Figure record listings:
%%
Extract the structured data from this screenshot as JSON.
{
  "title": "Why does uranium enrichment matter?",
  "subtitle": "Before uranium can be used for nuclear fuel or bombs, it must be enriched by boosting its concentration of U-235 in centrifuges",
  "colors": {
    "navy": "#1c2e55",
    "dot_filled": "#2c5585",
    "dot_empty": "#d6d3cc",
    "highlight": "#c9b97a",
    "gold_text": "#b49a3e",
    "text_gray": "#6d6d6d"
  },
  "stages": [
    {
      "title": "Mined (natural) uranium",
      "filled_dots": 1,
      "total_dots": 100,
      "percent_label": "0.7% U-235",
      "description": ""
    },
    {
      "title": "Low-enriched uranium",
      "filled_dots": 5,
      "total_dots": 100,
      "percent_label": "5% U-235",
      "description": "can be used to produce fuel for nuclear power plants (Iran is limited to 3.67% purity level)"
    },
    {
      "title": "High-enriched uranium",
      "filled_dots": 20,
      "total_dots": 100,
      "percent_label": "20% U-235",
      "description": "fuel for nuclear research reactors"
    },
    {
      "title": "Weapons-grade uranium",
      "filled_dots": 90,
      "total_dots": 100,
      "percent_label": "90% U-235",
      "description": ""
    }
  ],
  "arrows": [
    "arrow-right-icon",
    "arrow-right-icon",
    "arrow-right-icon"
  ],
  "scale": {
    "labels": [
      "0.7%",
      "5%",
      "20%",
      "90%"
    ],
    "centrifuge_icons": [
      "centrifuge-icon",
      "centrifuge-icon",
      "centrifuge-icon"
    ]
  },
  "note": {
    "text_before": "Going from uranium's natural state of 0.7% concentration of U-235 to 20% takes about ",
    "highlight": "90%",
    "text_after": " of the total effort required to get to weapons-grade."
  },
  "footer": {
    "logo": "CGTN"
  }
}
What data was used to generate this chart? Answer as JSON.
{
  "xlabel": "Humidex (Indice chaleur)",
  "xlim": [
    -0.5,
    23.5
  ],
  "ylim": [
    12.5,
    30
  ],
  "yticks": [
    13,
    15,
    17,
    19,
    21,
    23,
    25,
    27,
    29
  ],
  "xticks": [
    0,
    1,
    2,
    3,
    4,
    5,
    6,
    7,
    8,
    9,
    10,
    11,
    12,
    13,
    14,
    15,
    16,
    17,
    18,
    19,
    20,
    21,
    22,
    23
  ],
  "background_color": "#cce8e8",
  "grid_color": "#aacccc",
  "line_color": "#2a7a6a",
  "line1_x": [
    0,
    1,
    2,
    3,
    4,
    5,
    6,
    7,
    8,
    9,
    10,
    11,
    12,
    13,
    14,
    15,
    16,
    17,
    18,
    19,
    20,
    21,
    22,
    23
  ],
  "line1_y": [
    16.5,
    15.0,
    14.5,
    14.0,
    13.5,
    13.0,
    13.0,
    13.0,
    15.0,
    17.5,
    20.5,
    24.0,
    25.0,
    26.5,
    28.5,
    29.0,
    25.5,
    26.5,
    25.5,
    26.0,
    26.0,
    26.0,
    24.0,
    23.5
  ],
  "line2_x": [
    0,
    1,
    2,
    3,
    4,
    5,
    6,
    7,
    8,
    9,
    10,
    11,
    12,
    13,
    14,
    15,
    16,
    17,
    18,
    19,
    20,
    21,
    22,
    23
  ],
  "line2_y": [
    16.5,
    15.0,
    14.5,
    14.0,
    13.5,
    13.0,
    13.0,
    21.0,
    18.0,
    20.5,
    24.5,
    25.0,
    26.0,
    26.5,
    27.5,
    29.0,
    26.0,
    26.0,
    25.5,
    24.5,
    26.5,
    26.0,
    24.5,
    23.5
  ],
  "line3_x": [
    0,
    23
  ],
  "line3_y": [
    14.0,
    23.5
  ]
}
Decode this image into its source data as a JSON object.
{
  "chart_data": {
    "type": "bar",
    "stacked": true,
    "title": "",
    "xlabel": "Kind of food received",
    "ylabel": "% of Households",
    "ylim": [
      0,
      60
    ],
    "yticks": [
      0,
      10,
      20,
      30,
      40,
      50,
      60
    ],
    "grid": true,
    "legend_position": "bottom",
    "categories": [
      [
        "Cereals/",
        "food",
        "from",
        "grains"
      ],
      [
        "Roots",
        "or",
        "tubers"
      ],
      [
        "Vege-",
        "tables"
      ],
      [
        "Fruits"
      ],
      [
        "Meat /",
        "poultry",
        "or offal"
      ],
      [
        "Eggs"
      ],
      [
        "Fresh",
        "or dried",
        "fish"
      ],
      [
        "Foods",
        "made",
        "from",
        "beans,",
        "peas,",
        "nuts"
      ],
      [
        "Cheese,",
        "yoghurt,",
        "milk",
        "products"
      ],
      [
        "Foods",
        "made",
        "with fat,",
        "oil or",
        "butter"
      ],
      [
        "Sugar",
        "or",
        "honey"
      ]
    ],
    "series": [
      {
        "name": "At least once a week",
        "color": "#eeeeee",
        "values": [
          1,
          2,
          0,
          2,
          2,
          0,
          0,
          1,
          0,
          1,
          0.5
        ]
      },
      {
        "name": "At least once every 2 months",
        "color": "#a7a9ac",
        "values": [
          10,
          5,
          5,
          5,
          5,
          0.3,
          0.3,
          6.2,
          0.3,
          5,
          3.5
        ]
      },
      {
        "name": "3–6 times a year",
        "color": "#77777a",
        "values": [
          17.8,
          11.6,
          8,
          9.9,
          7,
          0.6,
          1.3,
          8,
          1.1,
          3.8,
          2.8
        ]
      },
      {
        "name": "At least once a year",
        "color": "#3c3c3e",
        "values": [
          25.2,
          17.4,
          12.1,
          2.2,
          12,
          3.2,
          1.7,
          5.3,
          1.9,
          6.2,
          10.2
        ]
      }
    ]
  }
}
%%
Write out all the data again, exactly as it appears.

**Completed exercise**
Extract the structured data from this screenshot as JSON.
{
  "title": "Why does uranium enrichment matter?",
  "subtitle": "Before uranium can be used for nuclear fuel or bombs, it must be enriched by boosting its concentration of U-235 in centrifuges",
  "colors": {
    "navy": "#1c2e55",
    "dot_filled": "#2c5585",
    "dot_empty": "#d6d3cc",
    "highlight": "#c9b97a",
    "gold_text": "#b49a3e",
    "text_gray": "#6d6d6d"
  },
  "stages": [
    {
      "title": "Mined (natural) uranium",
      "filled_dots": 1,
      "total_dots": 100,
      "percent_label": "0.7% U-235",
      "description": ""
    },
    {
      "title": "Low-enriched uranium",
      "filled_dots": 5,
      "total_dots": 100,
      "percent_label": "5% U-235",
      "description": "can be used to produce fuel for nuclear power plants (Iran is limited to 3.67% purity level)"
    },
    {
      "title": "High-enriched uranium",
      "filled_dots": 20,
      "total_dots": 100,
      "percent_label": "20% U-235",
      "description": "fuel for nuclear research reactors"
    },
    {
      "title": "Weapons-grade uranium",
      "filled_dots": 90,
      "total_dots": 100,
      "percent_label": "90% U-235",
      "description": ""
    }
  ],
  "arrows": [
    "arrow-right-icon",
    "arrow-right-icon",
    "arrow-right-icon"
  ],
  "scale": {
    "labels": [
      "0.7%",
      "5%",
      "20%",
      "90%"
    ],
    "centrifuge_icons": [
      "centrifuge-icon",
      "centrifuge-icon",
      "centrifuge-icon"
    ]
  },
  "note": {
    "text_before": "Going from uranium's natural state of 0.7% concentration of U-235 to 20% takes about ",
    "highlight": "90%",
    "text_after": " of the total effort required to get to weapons-grade."
  },
  "footer": {
    "logo": "CGTN"
  }
}
What data was used to generate this chart? Answer as JSON.
{
  "xlabel": "Humidex (Indice chaleur)",
  "xlim": [
    -0.5,
    23.5
  ],
  "ylim": [
    12.5,
    30
  ],
  "yticks": [
    13,
    15,
    17,
    19,
    21,
    23,
    25,
    27,
    29
  ],
  "xticks": [
    0,
    1,
    2,
    3,
    4,
    5,
    6,
    7,
    8,
    9,
    10,
    11,
    12,
    13,
    14,
    15,
    16,
    17,
    18,
    19,
    20,
    21,
    22,
    23
  ],
  "background_color": "#cce8e8",
  "grid_color": "#aacccc",
  "line_color": "#2a7a6a",
  "line1_x": [
    0,
    1,
    2,
    3,
    4,
    5,
    6,
    7,
    8,
    9,
    10,
    11,
    12,
    13,
    14,
    15,
    16,
    17,
    18,
    19,
    20,
    21,
    22,
    23
  ],
  "line1_y": [
    16.5,
    15.0,
    14.5,
    14.0,
    13.5,
    13.0,
    13.0,
    13.0,
    15.0,
    17.5,
    20.5,
    24.0,
    25.0,
    26.5,
    28.5,
    29.0,
    25.5,
    26.5,
    25.5,
    26.0,
    26.0,
    26.0,
    24.0,
    23.5
  ],
  "line2_x": [
    0,
    1,
    2,
    3,
    4,
    5,
    6,
    7,
    8,
    9,
    10,
    11,
    12,
    13,
    14,
    15,
    16,
    17,
    18,
    19,
    20,
    21,
    22,
    23
  ],
  "line2_y": [
    16.5,
    15.0,
    14.5,
    14.0,
    13.5,
    13.0,
    13.0,
    21.0,
    18.0,
    20.5,
    24.5,
    25.0,
    26.0,
    26.5,
    27.5,
    29.0,
    26.0,
    26.0,
    25.5,
    24.5,
    26.5,
    26.0,
    24.5,
    23.5
  ],
  "line3_x": [
    0,
    23
  ],
  "line3_y": [
    14.0,
    23.5
  ]
}
Decode this image into its source data as a JSON object.
{
  "chart_data": {
    "type": "bar",
    "stacked": true,
    "title": "",
    "xlabel": "Kind of food received",
    "ylabel": "% of Households",
    "ylim": [
      0,
      60
    ],
    "yticks": [
      0,
      10,
      20,
      30,
      40,
      50,
      60
    ],
    "grid": true,
    "legend_position": "bottom",
    "categories": [
      [
        "Cereals/",
        "food",
        "from",
        "grains"
      ],
      [
        "Roots",
        "or",
        "tubers"
      ],
      [
        "Vege-",
        "tables"
      ],
      [
        "Fruits"
      ],
      [
        "Meat /",
        "poultry",
        "or offal"
      ],
      [
        "Eggs"
      ],
      [
        "Fresh",
        "or dried",
        "fish"
      ],
      [
        "Foods",
        "made",
        "from",
        "beans,",
        "peas,",
        "nuts"
      ],
      [
        "Cheese,",
        "yoghurt,",
        "milk",
        "products"
      ],
      [
        "Foods",
        "made",
        "with fat,",
        "oil or",
        "butter"
      ],
      [
        "Sugar",
        "or",
        "honey"
      ]
    ],
    "series": [
      {
        "name": "At least once a week",
        "color": "#eeeeee",
        "values": [
          1,
          2,
          0,
          2,
          2,
          0,
          0,
          1,
          0,
          1,
          0.5
        ]
      },
      {
        "name": "At least once every 2 months",
        "color": "#a7a9ac",
        "values": [
          10,
          5,
          5,
          5,
          5,
          0.3,
          0.3,
          6.2,
          0.3,
          5,
          3.5
        ]
      },
      {
        "name": "3–6 times a year",
        "color": "#77777a",
        "values": [
          17.8,
          11.6,
          8,
          9.9,
          7,
          0.6,
          1.3,
          8,
          1.1,
          3.8,
          2.8
        ]
      },
      {
        "name": "At least once a year",
        "color": "#3c3c3e",
        "values": [
          25.2,
          17.4,
          12.1,
          2.2,
          12,
          3.2,
          1.7,
          5.3,
          1.9,
          6.2,
          10.2
        ]
      }
    ]
  }
}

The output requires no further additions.